What is asked:
Take every line from the listing below that contains "close".

Given information:
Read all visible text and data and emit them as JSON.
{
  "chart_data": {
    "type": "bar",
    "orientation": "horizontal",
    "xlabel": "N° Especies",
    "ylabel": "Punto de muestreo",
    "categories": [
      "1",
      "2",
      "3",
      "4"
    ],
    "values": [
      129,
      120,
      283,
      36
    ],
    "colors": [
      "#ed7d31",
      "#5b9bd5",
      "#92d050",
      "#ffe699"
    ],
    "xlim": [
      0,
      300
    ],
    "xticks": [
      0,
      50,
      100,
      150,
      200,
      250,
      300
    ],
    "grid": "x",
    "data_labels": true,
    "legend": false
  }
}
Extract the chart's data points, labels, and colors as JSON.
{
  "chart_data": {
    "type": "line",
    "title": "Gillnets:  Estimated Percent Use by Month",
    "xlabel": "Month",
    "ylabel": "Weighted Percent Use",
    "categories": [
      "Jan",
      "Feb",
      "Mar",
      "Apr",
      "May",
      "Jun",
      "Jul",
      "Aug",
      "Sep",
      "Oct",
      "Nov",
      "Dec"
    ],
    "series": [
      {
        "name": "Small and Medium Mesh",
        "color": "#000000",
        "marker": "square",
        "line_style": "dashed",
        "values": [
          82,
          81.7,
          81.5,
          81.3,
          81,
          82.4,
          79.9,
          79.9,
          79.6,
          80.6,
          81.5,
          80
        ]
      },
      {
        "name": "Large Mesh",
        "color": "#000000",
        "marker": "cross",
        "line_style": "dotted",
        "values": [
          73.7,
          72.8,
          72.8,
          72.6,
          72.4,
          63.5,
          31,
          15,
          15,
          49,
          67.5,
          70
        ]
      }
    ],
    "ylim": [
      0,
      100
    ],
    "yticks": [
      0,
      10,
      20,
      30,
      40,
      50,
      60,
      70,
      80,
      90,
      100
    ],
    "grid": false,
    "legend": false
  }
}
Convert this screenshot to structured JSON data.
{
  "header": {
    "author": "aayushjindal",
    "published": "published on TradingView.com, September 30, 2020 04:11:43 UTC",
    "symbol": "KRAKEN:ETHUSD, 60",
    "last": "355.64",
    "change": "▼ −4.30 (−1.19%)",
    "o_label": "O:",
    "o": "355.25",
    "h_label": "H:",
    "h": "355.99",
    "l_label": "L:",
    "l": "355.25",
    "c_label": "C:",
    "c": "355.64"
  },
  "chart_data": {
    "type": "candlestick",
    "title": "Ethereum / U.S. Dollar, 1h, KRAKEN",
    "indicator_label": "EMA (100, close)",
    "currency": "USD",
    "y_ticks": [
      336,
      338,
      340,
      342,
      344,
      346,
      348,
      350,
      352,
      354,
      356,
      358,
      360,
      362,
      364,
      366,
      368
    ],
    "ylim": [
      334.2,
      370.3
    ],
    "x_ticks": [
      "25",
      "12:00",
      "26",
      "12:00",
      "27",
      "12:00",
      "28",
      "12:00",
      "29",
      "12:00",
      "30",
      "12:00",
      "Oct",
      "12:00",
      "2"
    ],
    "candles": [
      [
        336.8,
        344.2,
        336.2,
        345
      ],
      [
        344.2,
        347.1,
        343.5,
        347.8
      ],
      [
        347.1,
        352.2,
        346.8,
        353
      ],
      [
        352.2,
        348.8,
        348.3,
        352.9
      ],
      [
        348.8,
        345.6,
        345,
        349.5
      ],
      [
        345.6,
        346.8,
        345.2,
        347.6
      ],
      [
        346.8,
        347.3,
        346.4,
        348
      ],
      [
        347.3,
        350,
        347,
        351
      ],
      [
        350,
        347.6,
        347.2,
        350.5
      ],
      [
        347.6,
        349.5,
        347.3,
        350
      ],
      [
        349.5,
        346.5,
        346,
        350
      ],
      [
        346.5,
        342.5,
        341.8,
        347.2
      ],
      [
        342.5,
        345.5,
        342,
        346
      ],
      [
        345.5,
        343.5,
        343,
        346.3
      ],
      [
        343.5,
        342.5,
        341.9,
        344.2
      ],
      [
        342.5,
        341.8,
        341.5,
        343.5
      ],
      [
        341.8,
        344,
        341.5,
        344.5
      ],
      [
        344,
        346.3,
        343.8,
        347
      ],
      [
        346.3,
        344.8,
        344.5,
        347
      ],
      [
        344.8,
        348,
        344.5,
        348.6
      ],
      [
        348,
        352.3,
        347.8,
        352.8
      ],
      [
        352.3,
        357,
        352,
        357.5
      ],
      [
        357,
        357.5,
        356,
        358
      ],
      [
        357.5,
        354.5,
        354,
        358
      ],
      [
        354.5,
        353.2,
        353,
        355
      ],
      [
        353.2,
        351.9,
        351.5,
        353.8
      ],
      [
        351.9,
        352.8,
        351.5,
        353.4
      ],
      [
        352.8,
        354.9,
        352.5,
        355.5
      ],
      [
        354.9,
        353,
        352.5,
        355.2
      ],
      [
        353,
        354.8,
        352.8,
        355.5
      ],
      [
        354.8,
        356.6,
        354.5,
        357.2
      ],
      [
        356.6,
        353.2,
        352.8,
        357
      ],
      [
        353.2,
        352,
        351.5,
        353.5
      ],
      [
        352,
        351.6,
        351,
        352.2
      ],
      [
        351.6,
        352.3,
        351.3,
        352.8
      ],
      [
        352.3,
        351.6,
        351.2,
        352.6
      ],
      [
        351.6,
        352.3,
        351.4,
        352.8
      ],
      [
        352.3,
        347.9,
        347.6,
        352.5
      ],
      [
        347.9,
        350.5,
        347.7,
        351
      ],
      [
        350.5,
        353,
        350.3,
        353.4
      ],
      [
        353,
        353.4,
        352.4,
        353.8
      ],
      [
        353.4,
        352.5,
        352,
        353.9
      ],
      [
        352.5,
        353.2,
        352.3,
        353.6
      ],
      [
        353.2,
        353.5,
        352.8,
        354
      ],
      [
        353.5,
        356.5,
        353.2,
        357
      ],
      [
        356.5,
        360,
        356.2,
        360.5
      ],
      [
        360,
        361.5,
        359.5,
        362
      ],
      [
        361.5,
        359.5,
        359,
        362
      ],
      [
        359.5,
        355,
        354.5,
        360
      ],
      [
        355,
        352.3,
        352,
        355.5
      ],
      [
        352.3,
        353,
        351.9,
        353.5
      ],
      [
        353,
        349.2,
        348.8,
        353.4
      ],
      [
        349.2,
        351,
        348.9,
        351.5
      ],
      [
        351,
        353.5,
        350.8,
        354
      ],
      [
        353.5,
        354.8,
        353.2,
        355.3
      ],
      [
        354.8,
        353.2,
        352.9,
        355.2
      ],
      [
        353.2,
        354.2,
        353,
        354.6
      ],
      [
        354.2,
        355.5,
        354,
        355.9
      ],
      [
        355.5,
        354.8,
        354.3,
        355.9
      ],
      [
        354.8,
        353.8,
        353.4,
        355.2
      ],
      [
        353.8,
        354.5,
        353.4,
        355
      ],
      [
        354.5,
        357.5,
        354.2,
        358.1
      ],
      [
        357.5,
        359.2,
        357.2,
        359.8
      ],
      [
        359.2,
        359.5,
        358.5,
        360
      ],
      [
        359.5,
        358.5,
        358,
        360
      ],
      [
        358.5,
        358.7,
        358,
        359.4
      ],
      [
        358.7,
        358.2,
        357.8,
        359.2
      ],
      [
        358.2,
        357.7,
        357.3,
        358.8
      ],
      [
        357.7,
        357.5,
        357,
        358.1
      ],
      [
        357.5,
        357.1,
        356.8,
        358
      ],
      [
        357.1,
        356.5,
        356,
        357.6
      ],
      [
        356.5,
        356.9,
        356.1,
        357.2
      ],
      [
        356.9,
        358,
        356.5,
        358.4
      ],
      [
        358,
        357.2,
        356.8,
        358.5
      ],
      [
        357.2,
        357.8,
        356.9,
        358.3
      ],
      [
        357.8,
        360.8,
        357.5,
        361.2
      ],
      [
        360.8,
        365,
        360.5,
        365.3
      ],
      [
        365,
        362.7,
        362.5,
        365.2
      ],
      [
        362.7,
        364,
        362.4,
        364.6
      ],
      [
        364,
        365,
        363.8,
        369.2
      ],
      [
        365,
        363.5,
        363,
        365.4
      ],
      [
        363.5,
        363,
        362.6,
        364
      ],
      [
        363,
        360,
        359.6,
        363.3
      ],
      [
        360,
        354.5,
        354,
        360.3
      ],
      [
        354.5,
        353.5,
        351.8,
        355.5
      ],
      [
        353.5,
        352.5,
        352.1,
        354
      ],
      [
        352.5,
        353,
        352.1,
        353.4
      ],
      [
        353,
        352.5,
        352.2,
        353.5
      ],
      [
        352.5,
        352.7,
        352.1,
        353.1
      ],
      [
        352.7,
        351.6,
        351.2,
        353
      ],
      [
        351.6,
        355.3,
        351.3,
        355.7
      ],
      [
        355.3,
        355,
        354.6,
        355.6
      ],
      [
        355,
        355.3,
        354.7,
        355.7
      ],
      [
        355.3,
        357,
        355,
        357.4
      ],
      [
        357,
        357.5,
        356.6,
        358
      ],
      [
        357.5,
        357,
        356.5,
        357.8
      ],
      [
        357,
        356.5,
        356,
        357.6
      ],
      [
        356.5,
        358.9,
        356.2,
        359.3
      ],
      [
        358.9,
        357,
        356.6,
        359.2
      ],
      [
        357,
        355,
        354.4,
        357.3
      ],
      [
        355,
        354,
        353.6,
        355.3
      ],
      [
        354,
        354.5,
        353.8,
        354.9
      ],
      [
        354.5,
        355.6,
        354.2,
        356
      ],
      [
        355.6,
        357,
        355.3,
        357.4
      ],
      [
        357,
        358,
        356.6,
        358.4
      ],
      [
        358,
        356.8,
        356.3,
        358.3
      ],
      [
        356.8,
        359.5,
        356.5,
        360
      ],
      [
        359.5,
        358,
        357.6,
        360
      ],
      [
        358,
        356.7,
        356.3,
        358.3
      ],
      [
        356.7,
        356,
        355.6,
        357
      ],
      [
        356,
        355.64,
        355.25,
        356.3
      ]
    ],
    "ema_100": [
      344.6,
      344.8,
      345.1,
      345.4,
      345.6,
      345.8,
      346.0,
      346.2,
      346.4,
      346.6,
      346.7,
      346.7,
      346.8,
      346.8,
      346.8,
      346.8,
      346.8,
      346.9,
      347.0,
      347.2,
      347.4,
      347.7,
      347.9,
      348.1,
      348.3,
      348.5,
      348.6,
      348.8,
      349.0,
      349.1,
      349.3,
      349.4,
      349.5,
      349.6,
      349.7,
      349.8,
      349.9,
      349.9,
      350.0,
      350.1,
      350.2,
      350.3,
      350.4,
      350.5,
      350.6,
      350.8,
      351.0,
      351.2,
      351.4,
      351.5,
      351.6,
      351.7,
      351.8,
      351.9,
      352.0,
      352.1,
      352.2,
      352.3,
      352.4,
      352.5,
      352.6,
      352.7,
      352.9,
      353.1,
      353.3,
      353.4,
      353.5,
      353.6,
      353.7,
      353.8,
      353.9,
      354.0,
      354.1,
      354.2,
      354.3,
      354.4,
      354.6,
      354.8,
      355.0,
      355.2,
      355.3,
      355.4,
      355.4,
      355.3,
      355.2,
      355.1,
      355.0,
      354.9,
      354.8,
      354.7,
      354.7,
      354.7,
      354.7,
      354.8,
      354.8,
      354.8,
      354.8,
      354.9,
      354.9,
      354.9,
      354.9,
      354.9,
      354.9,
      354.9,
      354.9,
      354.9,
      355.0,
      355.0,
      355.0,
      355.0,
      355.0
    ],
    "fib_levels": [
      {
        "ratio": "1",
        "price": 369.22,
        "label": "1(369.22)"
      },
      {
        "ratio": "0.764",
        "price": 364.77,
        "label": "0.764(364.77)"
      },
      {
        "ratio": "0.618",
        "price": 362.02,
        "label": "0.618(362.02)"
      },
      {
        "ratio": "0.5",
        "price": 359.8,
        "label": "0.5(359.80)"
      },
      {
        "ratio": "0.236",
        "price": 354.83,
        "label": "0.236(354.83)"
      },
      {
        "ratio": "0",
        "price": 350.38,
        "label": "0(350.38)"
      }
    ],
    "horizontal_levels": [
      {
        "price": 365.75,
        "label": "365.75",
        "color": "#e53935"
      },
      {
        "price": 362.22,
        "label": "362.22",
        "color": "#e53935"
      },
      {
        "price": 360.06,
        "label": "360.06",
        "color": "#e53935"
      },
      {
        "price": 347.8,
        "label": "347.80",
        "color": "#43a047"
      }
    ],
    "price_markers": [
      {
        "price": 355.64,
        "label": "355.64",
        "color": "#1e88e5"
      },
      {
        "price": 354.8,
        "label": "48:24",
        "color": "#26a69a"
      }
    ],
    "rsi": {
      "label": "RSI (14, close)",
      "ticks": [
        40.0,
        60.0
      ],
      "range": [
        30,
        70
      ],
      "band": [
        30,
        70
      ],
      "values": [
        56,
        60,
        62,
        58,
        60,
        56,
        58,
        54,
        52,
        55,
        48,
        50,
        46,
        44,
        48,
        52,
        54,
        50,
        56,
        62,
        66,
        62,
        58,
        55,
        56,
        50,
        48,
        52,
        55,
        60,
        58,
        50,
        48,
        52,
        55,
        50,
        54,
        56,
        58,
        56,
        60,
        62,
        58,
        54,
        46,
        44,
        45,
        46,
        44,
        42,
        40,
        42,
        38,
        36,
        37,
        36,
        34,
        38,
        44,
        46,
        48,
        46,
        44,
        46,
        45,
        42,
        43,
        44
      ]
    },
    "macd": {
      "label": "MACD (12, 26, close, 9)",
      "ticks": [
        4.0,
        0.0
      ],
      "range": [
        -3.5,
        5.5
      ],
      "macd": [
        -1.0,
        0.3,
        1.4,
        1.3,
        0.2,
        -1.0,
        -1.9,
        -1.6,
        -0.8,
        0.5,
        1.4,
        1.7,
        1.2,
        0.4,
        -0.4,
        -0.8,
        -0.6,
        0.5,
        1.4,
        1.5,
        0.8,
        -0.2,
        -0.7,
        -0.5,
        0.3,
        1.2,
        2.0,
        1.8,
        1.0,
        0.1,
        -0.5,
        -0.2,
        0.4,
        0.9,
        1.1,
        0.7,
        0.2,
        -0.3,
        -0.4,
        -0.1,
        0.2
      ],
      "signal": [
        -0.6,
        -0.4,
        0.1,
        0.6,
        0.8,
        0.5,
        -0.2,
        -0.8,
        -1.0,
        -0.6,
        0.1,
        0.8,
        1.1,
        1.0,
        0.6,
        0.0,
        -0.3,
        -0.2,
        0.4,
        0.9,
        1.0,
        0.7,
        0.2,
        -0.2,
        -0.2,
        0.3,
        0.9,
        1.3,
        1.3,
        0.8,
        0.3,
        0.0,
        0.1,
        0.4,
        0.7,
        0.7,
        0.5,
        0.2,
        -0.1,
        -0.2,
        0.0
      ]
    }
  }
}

Result:
    "indicator_label": "EMA (100, close)",
      "label": "RSI (14, close)",
      "label": "MACD (12, 26, close, 9)",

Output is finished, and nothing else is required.